-- start Records for this task --

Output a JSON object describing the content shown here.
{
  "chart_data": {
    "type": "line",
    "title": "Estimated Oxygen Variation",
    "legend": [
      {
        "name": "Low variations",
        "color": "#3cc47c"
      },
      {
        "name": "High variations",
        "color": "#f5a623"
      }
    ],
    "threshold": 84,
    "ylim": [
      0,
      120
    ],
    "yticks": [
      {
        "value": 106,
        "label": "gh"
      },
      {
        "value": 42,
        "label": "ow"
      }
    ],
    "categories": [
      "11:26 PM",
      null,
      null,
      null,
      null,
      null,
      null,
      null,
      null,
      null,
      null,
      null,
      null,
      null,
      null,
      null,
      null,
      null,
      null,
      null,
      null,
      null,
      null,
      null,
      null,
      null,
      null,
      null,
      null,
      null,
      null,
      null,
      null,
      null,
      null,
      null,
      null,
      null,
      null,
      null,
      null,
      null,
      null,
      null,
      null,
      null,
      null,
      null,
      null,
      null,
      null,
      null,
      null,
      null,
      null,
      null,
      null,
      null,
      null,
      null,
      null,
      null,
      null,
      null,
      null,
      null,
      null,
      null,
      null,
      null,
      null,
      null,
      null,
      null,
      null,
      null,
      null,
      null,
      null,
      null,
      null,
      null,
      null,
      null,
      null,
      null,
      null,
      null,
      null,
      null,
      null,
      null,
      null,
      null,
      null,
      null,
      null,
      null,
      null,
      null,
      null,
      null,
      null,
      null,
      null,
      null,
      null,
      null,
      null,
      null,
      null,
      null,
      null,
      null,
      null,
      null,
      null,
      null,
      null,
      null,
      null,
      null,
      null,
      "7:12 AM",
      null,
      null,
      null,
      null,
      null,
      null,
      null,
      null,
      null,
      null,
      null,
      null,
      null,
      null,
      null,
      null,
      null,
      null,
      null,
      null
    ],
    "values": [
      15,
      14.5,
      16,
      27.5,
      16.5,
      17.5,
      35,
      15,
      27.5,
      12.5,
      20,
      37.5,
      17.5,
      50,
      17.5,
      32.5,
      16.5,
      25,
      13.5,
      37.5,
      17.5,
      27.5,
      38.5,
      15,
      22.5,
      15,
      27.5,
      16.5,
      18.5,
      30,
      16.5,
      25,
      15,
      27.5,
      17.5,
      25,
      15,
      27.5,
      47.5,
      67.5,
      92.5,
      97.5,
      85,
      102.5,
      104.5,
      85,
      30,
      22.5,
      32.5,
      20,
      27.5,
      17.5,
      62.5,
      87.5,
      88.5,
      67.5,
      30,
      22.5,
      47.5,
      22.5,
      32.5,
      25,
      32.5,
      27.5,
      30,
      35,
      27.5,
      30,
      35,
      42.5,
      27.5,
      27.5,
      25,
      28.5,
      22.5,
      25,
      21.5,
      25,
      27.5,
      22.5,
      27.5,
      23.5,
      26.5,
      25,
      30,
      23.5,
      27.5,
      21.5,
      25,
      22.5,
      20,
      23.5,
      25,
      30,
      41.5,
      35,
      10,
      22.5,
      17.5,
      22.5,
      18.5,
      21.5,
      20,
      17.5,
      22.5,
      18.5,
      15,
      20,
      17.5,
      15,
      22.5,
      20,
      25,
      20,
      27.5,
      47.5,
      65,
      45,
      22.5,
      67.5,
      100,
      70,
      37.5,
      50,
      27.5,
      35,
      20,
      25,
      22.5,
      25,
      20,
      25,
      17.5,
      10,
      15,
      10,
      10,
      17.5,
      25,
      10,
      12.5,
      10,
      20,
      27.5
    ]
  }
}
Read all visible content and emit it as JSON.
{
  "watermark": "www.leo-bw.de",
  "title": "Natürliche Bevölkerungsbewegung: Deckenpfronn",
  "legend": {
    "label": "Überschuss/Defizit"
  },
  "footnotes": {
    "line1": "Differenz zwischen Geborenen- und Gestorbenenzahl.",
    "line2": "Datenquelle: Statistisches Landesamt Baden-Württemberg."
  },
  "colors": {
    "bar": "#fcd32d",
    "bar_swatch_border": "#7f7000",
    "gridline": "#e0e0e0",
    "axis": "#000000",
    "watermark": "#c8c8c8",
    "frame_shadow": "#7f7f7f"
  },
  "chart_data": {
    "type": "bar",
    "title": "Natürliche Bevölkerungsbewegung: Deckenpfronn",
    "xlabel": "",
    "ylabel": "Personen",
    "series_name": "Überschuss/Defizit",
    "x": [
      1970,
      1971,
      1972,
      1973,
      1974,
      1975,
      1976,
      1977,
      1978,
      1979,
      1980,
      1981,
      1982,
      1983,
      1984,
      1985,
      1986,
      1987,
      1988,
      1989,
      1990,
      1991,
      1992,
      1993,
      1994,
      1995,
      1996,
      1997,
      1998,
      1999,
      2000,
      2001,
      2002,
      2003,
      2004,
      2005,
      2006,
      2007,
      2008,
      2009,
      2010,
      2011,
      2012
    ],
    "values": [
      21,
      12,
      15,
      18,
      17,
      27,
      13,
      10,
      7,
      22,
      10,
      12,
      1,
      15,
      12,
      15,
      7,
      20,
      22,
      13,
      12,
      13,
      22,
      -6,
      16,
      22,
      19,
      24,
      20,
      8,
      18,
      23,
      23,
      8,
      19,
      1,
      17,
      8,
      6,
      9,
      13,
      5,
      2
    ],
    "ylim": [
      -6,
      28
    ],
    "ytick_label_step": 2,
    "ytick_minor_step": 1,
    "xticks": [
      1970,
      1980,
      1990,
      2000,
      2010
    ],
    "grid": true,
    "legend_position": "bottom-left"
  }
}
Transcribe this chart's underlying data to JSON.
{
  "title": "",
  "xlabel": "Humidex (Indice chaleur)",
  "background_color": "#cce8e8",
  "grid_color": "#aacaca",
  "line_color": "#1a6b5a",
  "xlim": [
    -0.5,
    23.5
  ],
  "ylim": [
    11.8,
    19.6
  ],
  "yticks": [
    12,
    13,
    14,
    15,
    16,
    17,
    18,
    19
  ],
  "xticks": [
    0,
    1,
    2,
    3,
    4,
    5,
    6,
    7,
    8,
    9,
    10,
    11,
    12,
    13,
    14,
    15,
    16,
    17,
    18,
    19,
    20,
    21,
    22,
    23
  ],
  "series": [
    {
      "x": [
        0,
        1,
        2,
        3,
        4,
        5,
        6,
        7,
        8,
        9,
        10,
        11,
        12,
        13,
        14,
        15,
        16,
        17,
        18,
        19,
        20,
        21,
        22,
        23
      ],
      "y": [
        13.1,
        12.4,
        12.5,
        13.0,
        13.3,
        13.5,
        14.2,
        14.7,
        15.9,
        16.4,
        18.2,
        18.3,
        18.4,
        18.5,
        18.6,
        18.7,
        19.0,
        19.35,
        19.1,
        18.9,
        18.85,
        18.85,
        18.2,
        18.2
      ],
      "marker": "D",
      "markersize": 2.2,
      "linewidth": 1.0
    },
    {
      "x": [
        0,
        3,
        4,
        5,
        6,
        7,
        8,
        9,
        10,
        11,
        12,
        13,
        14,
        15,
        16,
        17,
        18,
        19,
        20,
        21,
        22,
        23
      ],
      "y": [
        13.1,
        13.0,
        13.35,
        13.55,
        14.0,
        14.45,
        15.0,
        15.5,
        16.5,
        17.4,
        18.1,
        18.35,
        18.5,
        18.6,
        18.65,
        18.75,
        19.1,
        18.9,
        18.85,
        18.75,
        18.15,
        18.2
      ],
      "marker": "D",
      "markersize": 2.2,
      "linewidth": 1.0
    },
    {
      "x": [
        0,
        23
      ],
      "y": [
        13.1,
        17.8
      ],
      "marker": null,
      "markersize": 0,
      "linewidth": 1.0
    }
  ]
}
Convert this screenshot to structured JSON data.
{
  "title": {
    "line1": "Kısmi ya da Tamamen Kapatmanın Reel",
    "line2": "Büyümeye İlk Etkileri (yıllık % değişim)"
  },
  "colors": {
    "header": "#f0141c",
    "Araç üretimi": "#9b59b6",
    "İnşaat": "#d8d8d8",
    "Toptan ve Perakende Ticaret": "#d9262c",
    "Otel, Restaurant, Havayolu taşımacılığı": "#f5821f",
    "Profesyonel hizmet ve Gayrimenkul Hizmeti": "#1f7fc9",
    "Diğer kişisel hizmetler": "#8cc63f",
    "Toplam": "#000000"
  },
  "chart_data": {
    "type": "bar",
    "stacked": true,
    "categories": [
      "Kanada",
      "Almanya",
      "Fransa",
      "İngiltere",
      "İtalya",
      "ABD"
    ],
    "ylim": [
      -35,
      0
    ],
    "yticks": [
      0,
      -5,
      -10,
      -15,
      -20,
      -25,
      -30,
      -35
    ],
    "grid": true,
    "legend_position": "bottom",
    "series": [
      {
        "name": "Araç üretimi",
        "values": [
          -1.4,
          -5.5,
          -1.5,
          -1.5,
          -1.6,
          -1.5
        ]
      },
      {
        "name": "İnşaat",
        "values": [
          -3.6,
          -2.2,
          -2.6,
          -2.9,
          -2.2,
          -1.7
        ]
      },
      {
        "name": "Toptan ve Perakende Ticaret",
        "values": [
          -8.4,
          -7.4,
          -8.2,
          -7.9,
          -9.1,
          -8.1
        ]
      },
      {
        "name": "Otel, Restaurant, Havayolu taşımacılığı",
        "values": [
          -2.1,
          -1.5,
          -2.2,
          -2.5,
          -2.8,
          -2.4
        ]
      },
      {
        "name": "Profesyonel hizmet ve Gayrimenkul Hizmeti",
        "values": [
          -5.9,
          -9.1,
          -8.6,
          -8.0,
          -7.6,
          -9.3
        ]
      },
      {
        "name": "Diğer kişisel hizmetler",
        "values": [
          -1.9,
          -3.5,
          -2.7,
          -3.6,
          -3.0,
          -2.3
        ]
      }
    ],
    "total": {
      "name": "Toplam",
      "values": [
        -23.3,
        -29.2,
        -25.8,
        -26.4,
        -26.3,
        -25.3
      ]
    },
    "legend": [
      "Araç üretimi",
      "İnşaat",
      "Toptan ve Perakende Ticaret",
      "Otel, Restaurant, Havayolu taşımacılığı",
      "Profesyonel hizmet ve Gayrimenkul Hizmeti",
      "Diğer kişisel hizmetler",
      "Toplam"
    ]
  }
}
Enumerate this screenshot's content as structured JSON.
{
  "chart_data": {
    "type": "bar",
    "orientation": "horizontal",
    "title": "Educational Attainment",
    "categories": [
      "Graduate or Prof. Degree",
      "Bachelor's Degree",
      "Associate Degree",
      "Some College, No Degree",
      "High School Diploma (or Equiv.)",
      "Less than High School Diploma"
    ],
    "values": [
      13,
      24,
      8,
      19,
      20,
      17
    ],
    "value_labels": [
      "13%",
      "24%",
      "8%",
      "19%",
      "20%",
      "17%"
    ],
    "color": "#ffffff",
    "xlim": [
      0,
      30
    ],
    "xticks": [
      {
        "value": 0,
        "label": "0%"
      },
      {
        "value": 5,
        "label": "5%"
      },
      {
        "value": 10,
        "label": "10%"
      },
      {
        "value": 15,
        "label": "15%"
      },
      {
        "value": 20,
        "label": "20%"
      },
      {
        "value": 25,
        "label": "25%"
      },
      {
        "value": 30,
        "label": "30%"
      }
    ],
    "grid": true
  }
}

-- end Records for this task --

_To do_
The word "Perakende" appears in how many lines of the data? Answer with only the number.

_Complete response_
3